**Description of the task**. Leave out the pictures and repeat everything else in the records exactly.

Part of a data file:

···

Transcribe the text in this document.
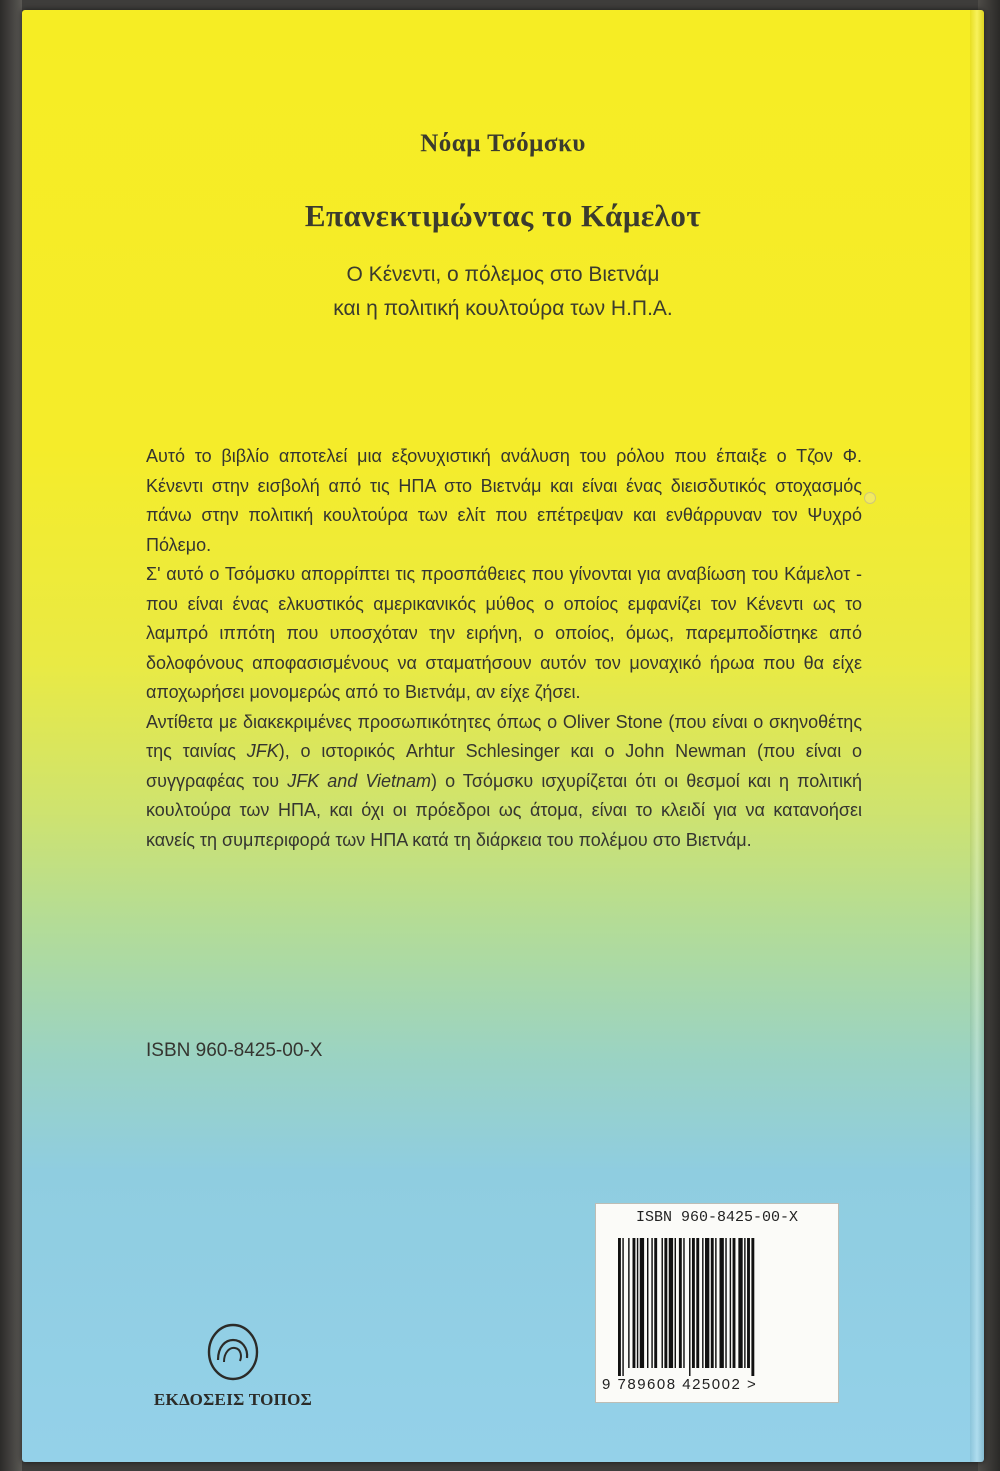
Νόαμ Τσόμσκυ
Επανεκτιμώντας το Κάμελοτ
Ο Κένεντι, ο πόλεμος στο Βιετνάμ
και η πολιτική κουλτούρα των Η.Π.Α.

Αυτό το βιβλίο αποτελεί μια εξονυχιστική ανάλυση του ρόλου που έπαιξε ο Τζον Φ. Κένεντι στην εισβολή από τις ΗΠΑ στο Βιετνάμ και είναι ένας διεισδυτικός στοχασμός πάνω στην πολιτική κουλτούρα των ελίτ που επέτρεψαν και ενθάρρυναν τον Ψυχρό Πόλεμο.

Σ' αυτό ο Τσόμσκυ απορρίπτει τις προσπάθειες που γίνονται για αναβίωση του Κάμελοτ - που είναι ένας ελκυστικός αμερικανικός μύθος ο οποίος εμφανίζει τον Κένεντι ως το λαμπρό ιππότη που υποσχόταν την ειρήνη, ο οποίος, όμως, παρεμποδίστηκε από δολοφόνους αποφασισμένους να σταματήσουν αυτόν τον μοναχικό ήρωα που θα είχε αποχωρήσει μονομερώς από το Βιετνάμ, αν είχε ζήσει.

Αντίθετα με διακεκριμένες προσωπικότητες όπως ο Oliver Stone (που είναι ο σκηνοθέτης της ταινίας JFK), ο ιστορικός Arhtur Schlesinger και ο John Newman (που είναι ο συγγραφέας του JFK and Vietnam) ο Τσόμσκυ ισχυρίζεται ότι οι θεσμοί και η πολιτική κουλτούρα των ΗΠΑ, και όχι οι πρόεδροι ως άτομα, είναι το κλειδί για να κατανοήσει κανείς τη συμπεριφορά των ΗΠΑ κατά τη διάρκεια του πολέμου στο Βιετνάμ.

ISBN 960-8425-00-X
ISBN 960-8425-00-X
9 789608 425002 >
ΕΚΔΟΣΕΙΣ ΤΟΠΟΣ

···

**Task response**.
Transcribe the text in this document.
Νόαμ Τσόμσκυ
Επανεκτιμώντας το Κάμελοτ
Ο Κένεντι, ο πόλεμος στο Βιετνάμ
και η πολιτική κουλτούρα των Η.Π.Α.

Αυτό το βιβλίο αποτελεί μια εξονυχιστική ανάλυση του ρόλου που έπαιξε ο Τζον Φ. Κένεντι στην εισβολή από τις ΗΠΑ στο Βιετνάμ και είναι ένας διεισδυτικός στοχασμός πάνω στην πολιτική κουλτούρα των ελίτ που επέτρεψαν και ενθάρρυναν τον Ψυχρό Πόλεμο.

Σ' αυτό ο Τσόμσκυ απορρίπτει τις προσπάθειες που γίνονται για αναβίωση του Κάμελοτ - που είναι ένας ελκυστικός αμερικανικός μύθος ο οποίος εμφανίζει τον Κένεντι ως το λαμπρό ιππότη που υποσχόταν την ειρήνη, ο οποίος, όμως, παρεμποδίστηκε από δολοφόνους αποφασισμένους να σταματήσουν αυτόν τον μοναχικό ήρωα που θα είχε αποχωρήσει μονομερώς από το Βιετνάμ, αν είχε ζήσει.

Αντίθετα με διακεκριμένες προσωπικότητες όπως ο Oliver Stone (που είναι ο σκηνοθέτης της ταινίας JFK), ο ιστορικός Arhtur Schlesinger και ο John Newman (που είναι ο συγγραφέας του JFK and Vietnam) ο Τσόμσκυ ισχυρίζεται ότι οι θεσμοί και η πολιτική κουλτούρα των ΗΠΑ, και όχι οι πρόεδροι ως άτομα, είναι το κλειδί για να κατανοήσει κανείς τη συμπεριφορά των ΗΠΑ κατά τη διάρκεια του πολέμου στο Βιετνάμ.

ISBN 960-8425-00-X
ISBN 960-8425-00-X
9 789608 425002 >
ΕΚΔΟΣΕΙΣ ΤΟΠΟΣ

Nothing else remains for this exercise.